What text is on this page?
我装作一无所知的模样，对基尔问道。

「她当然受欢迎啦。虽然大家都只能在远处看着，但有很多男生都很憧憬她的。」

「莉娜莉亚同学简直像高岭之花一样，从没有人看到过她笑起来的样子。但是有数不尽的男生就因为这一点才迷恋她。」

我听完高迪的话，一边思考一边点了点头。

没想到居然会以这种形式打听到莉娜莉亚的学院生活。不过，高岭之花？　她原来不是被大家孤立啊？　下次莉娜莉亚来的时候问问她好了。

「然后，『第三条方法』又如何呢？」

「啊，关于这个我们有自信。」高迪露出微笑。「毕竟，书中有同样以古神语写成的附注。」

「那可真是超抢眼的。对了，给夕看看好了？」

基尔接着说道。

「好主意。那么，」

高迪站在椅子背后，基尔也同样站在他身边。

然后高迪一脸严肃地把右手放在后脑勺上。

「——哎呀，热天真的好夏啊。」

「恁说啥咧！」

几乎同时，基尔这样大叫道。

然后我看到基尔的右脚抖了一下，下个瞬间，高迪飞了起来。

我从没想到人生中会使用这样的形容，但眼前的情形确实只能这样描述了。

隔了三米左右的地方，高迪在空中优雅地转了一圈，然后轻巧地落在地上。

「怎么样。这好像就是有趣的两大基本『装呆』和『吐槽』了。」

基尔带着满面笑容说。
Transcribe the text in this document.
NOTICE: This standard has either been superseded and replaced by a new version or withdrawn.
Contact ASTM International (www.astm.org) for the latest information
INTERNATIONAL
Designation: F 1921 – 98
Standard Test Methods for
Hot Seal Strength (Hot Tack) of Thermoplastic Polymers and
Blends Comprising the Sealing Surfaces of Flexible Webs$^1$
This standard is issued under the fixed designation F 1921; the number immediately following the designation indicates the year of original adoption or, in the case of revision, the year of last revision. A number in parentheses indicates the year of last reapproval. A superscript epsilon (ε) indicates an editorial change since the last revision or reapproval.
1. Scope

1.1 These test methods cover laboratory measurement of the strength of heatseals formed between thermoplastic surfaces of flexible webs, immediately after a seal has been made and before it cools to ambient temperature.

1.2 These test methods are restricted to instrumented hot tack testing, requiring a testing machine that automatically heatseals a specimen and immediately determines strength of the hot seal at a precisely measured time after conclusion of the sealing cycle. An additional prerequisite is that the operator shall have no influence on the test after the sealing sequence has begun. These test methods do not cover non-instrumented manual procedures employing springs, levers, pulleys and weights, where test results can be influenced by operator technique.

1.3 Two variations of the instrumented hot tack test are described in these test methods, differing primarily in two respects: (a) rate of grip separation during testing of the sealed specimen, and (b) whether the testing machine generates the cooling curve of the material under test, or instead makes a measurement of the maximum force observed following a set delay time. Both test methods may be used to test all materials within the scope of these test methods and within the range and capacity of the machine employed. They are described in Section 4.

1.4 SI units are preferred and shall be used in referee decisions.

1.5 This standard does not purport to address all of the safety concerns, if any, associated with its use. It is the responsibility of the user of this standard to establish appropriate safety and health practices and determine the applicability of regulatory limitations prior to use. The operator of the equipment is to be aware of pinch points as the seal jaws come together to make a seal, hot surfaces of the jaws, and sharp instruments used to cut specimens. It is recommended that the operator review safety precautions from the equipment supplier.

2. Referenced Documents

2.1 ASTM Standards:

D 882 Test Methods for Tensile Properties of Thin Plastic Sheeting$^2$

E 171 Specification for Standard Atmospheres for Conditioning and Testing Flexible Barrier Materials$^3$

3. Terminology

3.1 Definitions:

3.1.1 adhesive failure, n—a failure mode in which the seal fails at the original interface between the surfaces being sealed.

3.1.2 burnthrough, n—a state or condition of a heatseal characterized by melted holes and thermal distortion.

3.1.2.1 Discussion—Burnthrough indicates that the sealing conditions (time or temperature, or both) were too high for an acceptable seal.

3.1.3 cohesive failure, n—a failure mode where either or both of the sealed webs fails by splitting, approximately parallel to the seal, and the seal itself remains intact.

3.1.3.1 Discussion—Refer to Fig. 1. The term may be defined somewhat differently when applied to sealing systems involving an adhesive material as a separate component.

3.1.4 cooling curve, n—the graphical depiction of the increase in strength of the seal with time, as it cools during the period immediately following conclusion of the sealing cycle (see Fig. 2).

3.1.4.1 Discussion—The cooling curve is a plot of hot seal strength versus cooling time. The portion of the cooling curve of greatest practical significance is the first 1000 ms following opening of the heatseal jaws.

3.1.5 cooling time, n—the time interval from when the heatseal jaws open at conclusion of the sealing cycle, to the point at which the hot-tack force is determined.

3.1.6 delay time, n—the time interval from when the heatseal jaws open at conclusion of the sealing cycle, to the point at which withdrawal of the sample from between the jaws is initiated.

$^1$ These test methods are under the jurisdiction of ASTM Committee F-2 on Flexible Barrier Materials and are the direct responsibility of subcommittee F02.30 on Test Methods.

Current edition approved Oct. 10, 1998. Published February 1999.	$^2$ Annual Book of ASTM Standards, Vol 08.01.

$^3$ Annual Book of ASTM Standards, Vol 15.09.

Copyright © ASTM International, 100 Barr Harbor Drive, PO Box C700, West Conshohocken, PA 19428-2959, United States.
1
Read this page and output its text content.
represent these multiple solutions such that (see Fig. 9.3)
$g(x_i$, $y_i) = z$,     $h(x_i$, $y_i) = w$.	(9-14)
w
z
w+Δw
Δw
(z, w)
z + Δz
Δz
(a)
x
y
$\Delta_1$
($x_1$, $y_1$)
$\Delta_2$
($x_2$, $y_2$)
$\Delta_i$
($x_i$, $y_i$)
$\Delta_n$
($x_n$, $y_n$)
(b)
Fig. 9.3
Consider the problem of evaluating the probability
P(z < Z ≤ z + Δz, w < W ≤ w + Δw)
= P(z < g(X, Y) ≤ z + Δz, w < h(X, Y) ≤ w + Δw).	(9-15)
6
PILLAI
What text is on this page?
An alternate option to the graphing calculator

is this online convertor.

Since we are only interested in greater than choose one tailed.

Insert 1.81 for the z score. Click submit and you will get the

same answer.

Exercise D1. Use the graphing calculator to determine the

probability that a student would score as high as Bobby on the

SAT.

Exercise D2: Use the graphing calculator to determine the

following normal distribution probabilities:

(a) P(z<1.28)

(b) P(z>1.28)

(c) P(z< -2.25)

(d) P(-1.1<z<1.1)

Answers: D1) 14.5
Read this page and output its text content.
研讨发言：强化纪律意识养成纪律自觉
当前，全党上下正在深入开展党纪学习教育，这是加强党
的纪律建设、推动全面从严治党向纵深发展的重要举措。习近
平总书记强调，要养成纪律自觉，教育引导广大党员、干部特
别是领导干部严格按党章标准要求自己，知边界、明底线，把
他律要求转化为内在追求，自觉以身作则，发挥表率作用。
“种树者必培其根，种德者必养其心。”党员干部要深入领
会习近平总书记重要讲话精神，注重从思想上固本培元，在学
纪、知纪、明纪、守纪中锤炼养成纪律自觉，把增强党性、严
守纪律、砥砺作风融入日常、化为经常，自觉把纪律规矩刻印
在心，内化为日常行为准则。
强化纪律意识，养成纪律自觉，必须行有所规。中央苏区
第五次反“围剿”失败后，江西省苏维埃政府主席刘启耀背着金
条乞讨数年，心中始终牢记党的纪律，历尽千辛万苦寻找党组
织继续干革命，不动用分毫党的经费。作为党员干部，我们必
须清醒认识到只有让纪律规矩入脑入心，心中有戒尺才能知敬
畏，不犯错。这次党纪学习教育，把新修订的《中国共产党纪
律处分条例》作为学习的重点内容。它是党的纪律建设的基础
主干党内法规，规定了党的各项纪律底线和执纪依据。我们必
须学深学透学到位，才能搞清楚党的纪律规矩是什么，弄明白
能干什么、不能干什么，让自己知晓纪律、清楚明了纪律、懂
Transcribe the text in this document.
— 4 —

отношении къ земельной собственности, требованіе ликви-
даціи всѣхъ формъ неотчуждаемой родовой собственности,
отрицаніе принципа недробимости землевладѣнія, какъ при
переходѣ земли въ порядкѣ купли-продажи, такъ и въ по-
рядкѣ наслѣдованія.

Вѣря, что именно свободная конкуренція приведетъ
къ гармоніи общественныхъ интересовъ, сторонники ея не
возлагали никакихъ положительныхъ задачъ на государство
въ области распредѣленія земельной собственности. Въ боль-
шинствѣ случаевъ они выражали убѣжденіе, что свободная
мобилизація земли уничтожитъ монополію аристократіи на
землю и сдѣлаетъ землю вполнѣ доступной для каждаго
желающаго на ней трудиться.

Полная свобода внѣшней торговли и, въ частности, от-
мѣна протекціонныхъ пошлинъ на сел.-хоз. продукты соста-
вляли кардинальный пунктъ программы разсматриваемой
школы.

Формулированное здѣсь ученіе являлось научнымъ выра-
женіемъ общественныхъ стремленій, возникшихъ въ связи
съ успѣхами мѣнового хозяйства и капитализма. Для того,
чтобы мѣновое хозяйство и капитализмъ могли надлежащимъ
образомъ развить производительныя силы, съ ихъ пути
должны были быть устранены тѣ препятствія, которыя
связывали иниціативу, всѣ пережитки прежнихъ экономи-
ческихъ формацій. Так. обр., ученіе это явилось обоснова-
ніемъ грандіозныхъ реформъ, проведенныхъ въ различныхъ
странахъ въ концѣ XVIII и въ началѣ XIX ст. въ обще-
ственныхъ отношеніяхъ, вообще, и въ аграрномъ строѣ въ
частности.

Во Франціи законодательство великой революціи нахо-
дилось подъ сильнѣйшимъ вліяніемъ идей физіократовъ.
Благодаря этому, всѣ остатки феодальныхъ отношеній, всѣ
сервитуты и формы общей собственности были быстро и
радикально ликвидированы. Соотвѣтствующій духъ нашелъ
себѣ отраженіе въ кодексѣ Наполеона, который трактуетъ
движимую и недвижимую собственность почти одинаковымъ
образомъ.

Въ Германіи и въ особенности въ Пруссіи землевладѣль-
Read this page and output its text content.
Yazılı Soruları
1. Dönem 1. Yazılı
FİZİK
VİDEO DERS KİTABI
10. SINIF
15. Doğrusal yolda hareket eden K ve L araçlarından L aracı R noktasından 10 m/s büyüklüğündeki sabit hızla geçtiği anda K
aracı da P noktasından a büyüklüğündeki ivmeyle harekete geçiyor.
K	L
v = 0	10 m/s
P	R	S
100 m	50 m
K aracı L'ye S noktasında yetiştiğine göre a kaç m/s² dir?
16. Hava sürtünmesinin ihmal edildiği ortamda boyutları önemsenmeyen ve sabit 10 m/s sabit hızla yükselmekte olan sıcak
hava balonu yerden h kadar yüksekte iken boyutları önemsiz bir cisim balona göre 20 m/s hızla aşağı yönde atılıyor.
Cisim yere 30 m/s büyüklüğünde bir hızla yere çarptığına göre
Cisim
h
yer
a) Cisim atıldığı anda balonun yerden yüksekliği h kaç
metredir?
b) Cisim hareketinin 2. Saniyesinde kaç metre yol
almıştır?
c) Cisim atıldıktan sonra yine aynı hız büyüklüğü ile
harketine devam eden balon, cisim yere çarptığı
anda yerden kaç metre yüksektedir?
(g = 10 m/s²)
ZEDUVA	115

━━━━━━━━

» GIVEN INSTRUCTION
Identify and list each line with the word "земли".

» SOLUTION FOR THIS TASK
переходѣ земли въ порядкѣ купли-продажи, такъ и въ по-
мобилизація земли уничтожитъ монополію аристократіи на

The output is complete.